Your task is to copy every line of the entries that contains "rolling".

::::::::

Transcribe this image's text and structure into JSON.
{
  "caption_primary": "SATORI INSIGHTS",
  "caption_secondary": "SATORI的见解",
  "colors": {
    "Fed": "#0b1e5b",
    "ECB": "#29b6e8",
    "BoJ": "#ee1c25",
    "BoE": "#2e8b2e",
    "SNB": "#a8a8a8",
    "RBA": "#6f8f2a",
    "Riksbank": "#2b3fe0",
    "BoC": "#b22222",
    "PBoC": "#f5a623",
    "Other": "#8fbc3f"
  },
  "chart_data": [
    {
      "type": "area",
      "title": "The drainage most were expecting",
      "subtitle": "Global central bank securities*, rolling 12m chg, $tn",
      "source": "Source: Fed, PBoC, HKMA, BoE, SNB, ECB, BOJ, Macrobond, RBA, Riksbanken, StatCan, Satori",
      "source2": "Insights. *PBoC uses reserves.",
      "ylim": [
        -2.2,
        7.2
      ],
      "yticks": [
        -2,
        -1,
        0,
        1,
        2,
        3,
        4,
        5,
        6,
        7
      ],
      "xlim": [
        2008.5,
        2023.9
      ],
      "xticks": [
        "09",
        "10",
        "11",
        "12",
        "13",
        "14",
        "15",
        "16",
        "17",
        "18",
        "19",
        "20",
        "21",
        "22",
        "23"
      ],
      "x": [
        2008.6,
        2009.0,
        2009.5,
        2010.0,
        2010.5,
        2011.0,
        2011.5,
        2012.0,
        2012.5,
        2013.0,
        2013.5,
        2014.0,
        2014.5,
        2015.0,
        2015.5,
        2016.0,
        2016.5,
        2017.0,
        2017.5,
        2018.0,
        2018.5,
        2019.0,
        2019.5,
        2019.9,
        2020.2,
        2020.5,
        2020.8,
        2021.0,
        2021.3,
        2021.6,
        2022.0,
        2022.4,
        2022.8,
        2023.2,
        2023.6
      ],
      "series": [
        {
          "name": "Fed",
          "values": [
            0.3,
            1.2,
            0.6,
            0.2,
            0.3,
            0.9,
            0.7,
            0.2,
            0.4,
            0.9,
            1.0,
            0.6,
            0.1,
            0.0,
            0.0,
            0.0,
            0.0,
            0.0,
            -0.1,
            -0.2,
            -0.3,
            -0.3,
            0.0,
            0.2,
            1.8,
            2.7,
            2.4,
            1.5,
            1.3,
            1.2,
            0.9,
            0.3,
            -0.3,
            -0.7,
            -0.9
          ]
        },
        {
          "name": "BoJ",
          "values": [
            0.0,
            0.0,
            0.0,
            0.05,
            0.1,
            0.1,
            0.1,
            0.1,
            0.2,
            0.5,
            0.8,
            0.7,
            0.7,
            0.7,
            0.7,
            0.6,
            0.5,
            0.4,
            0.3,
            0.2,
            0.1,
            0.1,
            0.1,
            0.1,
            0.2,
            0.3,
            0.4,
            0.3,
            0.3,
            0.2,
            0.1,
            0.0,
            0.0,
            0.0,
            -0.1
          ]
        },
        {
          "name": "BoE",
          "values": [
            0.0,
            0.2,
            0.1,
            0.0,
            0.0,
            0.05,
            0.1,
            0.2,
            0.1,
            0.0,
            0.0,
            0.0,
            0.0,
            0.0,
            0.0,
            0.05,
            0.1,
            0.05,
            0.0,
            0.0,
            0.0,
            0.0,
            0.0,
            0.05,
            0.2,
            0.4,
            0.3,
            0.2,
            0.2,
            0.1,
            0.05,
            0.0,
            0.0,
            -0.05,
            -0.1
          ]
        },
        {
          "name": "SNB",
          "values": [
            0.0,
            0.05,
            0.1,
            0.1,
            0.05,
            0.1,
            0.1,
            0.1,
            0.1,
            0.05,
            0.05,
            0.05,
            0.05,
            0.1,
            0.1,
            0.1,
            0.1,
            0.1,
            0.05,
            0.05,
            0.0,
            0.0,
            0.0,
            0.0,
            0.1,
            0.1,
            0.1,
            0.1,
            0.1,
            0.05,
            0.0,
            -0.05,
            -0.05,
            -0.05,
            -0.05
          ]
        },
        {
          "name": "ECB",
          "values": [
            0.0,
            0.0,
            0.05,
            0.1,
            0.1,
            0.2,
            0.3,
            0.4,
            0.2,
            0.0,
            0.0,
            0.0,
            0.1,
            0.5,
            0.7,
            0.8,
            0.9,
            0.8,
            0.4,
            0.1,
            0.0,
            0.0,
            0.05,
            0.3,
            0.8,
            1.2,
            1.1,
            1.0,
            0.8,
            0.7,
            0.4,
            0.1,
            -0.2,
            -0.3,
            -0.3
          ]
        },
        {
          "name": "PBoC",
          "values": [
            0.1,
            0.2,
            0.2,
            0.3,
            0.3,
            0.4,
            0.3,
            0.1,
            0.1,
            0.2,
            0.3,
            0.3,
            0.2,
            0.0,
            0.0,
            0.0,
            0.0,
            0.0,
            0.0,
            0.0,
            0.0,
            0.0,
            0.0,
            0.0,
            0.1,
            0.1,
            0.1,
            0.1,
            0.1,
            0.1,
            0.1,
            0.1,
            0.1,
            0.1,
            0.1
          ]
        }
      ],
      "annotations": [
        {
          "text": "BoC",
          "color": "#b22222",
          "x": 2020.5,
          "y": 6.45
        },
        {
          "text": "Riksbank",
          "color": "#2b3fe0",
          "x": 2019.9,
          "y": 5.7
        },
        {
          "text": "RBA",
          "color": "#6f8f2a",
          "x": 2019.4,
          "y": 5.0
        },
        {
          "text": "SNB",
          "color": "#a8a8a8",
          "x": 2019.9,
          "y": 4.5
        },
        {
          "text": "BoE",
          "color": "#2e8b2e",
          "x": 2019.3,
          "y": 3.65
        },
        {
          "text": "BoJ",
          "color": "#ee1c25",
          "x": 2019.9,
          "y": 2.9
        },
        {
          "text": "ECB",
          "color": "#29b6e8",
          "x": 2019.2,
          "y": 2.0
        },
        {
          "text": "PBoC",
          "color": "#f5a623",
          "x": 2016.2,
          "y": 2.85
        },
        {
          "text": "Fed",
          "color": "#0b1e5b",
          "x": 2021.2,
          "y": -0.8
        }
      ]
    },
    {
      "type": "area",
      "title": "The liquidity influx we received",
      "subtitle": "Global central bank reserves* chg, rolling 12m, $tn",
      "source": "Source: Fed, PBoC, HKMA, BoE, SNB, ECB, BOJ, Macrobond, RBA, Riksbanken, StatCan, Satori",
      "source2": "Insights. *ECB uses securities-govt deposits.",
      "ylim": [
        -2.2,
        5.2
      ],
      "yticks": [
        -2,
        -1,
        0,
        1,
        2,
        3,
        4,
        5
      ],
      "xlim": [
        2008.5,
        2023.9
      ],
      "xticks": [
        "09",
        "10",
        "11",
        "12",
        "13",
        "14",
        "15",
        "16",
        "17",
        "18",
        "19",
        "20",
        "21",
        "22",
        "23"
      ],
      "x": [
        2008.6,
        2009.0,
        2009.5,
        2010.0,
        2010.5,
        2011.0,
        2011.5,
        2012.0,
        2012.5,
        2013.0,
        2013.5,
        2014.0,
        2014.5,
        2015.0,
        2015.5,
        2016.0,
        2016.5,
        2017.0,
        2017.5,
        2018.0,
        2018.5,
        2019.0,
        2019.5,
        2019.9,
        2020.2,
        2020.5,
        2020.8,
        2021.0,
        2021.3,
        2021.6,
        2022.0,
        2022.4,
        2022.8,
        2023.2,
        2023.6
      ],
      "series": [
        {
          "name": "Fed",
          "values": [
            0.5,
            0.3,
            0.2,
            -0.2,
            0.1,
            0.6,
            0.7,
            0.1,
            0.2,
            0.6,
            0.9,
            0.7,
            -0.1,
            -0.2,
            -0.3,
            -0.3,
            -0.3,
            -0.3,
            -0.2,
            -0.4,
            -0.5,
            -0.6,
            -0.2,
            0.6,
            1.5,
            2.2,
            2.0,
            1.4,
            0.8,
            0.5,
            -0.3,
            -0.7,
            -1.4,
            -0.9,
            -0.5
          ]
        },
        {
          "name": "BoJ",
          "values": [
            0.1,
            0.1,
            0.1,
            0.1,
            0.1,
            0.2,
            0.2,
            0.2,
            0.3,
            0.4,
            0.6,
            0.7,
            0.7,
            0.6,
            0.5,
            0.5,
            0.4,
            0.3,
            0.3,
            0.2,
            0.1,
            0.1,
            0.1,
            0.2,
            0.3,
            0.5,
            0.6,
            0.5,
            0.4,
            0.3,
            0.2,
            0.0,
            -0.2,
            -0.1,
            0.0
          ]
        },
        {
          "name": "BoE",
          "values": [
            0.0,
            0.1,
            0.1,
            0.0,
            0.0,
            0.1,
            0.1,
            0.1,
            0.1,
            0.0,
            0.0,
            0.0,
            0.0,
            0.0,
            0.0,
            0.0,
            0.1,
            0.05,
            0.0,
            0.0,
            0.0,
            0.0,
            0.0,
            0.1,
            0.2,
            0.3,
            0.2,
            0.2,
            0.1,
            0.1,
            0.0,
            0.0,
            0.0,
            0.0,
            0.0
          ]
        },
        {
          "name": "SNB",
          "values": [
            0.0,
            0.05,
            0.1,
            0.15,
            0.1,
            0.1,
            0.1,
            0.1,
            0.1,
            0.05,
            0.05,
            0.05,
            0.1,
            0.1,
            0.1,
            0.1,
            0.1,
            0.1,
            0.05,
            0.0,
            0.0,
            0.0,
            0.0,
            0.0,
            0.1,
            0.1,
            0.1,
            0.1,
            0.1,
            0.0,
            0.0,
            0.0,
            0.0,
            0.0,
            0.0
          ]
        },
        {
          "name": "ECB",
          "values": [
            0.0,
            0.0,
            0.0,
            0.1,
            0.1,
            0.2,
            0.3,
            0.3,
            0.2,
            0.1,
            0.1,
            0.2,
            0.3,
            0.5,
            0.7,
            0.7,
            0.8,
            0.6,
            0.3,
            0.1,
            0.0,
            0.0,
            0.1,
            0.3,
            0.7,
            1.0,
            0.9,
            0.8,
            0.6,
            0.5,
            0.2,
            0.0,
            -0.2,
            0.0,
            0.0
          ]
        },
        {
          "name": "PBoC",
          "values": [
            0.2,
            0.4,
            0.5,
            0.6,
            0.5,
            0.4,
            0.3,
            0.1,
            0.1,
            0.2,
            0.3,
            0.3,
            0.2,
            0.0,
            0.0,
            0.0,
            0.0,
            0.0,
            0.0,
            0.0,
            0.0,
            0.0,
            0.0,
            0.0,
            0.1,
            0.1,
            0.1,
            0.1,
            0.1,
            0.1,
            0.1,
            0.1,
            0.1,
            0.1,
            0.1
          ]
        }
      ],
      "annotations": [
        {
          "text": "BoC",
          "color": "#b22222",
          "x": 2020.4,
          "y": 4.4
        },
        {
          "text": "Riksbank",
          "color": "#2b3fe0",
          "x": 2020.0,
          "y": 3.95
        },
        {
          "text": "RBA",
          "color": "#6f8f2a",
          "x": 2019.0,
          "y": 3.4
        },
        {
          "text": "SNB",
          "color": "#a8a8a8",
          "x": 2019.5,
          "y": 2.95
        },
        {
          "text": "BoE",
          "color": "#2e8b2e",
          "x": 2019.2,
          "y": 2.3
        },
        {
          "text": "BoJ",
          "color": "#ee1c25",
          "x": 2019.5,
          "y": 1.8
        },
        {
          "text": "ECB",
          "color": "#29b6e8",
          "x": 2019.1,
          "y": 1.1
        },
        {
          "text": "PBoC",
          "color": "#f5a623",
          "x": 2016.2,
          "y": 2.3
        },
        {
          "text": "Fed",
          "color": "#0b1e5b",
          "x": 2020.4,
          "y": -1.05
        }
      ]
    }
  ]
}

::::::::

# Solution to this exercise:
      "subtitle": "Global central bank securities*, rolling 12m chg, $tn",
      "subtitle": "Global central bank reserves* chg, rolling 12m, $tn",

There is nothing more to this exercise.